** Begin **

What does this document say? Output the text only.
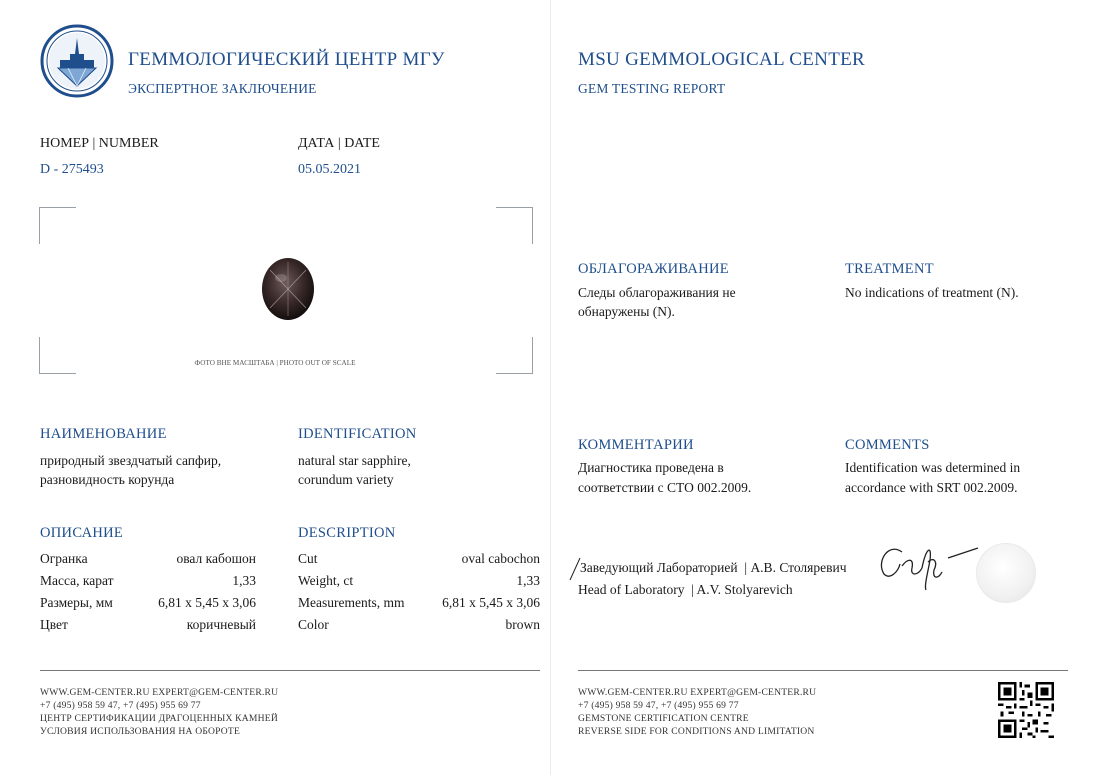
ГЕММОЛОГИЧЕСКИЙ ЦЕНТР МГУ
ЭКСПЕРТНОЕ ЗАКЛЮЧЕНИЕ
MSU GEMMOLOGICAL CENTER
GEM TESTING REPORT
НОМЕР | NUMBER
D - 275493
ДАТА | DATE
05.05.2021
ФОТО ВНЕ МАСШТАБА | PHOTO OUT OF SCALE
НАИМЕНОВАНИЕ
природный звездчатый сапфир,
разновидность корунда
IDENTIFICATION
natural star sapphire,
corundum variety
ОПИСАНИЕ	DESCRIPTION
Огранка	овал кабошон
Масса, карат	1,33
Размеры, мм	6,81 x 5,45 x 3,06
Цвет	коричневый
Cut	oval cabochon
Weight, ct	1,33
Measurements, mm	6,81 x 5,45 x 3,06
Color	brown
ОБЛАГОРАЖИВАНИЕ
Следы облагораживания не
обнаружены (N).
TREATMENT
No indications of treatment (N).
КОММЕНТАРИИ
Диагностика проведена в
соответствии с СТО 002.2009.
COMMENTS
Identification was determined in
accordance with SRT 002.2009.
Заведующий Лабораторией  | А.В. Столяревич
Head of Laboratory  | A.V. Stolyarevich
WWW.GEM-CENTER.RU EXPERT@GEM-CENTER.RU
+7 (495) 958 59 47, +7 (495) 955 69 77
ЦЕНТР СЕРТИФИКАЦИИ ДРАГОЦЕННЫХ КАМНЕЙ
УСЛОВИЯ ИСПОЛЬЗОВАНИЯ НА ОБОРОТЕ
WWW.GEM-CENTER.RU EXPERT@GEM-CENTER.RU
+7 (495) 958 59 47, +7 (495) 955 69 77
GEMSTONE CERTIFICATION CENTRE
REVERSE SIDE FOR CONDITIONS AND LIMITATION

** End **
** Begin **

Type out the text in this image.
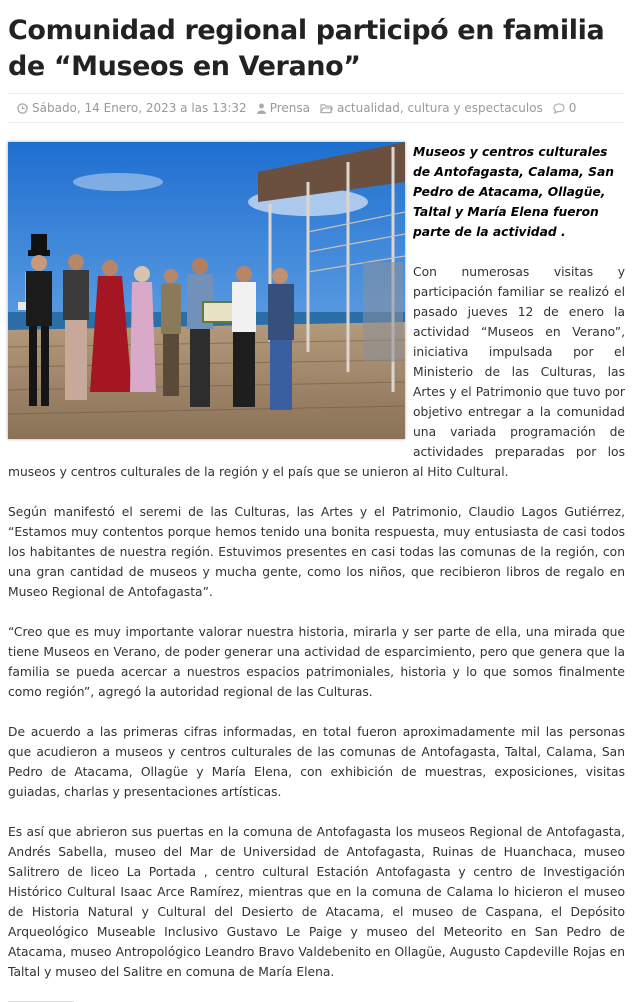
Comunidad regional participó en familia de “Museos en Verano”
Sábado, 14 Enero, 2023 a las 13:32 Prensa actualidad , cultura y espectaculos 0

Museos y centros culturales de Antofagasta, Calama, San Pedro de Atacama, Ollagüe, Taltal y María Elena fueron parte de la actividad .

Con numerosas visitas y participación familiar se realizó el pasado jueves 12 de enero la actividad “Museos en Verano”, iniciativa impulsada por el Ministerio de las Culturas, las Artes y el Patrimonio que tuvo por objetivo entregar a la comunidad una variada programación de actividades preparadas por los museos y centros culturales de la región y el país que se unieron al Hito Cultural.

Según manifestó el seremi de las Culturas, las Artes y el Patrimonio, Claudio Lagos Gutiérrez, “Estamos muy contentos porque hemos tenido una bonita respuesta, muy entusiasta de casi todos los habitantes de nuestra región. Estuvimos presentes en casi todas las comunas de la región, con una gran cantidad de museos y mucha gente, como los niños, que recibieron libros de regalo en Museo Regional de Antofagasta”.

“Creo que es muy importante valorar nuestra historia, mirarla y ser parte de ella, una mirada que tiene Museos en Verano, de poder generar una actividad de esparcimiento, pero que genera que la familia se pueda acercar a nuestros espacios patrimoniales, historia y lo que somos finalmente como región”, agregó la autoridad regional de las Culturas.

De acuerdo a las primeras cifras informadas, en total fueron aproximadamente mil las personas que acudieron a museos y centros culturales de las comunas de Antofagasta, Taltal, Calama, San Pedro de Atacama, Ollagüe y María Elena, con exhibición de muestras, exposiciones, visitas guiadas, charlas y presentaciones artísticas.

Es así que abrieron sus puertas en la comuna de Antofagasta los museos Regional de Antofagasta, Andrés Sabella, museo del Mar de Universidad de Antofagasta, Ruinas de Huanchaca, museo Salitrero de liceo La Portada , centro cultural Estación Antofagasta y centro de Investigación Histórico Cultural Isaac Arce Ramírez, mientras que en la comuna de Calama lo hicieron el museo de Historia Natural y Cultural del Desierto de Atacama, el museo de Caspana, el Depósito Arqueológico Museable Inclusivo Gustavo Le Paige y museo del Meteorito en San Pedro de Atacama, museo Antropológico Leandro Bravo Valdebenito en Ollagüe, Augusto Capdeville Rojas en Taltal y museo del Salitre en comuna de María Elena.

** End **

* GIVEN EXERCISE
Report how many lines above hold the string "ЦЕНТР", giving nothing but the number.

* ANSWER FOR THE TASK
2